▶ **Document segment**:
● ● ● ● ● ● ●

44 The overall circumstances, particularly the telephone call in advance of each visit to the bank nominating the total amount of cash that would be required on a particular occasion, establishes on the basis of “undisputed and overwhelming evidence”, to use Hodgson JA’s formulation from par [78] of Narayanan as quoted above, that on each occasion there was a reportable cash transaction, save in the case of the visit to one of the two banks the subject of Count 14. In the case of the other bank, the subject of that count, the total amount did exceed $10,000.

45 I note that no submission was put suggesting that anything turned on the particularisation of the counts when cheques were presented to two different banks on the one day (namely Counts 7, 12, 14, 18, 21 and 22). Nor did anything turn on the peculiarity of Count 14 where only a single cheque was presented on one bank and a dozen cheques presented on another bank on the same day.

46 Since writing the above, I have read the judgment of Hulme J in draft. His Honour concludes that there was not, in any case, more than one cash transaction and distinguishes Narayanan on its facts.

● ● ● ● ● ● ●

▶ **Data lines**:
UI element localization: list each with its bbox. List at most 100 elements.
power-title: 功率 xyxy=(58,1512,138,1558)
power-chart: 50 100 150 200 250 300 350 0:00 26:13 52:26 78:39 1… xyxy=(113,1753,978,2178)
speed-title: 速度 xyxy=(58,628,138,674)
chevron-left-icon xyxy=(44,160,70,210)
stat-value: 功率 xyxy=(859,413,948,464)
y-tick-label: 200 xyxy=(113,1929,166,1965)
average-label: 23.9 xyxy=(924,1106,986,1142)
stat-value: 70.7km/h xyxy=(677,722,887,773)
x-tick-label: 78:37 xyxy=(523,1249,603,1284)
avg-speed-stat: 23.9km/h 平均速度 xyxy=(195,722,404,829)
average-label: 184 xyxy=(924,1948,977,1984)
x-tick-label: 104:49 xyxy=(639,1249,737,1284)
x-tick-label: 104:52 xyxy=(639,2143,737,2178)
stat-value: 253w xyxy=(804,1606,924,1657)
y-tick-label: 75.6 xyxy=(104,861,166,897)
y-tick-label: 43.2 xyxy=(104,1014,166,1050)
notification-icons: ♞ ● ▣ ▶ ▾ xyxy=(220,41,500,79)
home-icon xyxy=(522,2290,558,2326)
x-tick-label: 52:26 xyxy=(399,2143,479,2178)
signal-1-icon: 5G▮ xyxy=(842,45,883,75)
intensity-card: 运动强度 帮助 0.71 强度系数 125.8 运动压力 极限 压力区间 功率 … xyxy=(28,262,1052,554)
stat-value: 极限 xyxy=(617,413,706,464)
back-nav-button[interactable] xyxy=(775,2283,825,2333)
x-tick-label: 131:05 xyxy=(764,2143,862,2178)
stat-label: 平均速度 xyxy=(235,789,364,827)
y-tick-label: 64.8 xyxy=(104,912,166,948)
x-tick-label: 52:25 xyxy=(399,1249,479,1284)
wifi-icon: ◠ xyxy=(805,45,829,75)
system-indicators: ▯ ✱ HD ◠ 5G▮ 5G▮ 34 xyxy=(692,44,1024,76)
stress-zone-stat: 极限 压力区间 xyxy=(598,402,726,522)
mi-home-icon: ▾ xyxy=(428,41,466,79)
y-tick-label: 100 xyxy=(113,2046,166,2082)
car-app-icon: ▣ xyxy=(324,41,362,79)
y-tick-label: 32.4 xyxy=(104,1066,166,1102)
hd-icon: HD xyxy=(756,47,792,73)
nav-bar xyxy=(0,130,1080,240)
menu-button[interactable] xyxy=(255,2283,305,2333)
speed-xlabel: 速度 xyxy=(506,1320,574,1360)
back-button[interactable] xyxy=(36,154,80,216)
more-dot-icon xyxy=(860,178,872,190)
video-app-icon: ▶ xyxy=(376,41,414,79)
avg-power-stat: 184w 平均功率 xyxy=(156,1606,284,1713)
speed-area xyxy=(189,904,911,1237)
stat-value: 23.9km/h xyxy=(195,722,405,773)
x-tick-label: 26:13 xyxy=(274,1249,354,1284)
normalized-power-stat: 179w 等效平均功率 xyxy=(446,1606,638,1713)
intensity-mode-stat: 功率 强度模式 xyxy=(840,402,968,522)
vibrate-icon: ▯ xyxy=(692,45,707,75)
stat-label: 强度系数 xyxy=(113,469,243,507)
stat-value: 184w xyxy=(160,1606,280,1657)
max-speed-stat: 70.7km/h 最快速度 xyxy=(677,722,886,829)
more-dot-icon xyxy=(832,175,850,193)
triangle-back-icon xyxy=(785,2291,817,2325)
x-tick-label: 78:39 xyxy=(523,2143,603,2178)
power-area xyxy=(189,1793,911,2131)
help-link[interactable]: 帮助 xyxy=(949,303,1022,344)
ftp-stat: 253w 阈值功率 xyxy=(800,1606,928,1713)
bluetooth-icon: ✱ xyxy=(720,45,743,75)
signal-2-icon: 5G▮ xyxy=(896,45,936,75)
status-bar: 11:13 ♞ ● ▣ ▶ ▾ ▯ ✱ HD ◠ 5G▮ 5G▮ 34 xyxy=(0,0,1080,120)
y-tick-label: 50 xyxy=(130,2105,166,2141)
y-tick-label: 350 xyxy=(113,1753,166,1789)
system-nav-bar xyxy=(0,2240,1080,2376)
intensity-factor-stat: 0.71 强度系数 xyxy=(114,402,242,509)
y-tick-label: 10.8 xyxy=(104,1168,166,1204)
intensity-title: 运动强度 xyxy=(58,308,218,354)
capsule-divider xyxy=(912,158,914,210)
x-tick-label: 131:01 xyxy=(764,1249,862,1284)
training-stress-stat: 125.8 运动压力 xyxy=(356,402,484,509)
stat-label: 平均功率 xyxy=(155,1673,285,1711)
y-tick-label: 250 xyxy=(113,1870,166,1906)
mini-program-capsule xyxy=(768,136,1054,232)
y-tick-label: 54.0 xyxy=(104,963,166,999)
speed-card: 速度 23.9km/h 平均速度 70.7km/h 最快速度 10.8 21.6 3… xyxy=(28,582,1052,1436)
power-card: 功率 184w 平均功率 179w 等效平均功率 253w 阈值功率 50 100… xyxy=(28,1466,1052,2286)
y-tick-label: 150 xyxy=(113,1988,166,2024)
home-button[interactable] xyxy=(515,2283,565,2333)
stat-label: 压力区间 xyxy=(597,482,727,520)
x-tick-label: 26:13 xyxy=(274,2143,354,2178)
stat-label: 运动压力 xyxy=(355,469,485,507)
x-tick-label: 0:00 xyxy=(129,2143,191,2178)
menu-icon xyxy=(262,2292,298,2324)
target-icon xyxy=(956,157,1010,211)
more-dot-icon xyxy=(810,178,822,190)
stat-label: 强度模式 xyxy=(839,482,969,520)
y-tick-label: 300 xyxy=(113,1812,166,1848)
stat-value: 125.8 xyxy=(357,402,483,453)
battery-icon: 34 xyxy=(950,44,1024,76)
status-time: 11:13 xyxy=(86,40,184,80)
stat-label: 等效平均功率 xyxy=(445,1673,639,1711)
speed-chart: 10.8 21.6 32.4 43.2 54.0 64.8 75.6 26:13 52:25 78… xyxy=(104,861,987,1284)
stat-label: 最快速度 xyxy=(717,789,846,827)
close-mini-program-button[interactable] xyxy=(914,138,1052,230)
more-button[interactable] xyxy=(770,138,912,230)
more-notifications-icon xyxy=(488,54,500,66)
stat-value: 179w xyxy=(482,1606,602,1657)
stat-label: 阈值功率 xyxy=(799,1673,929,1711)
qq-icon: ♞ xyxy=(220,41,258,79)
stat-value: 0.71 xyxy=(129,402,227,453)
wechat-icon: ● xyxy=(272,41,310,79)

● ● ● ● ● ● ●

▶ **Short problem**:
Repeat the part of the judgment passage starting at "46 Since writing" and ending at "on its facts.", word for word. The data isn't needed for anything here.

▶ **Solution for this problem**:
46 Since writing the above, I have read the judgment of Hulme J in draft. His Honour concludes that there was not, in any case, more than one cash transaction and distinguishes Narayanan on its facts.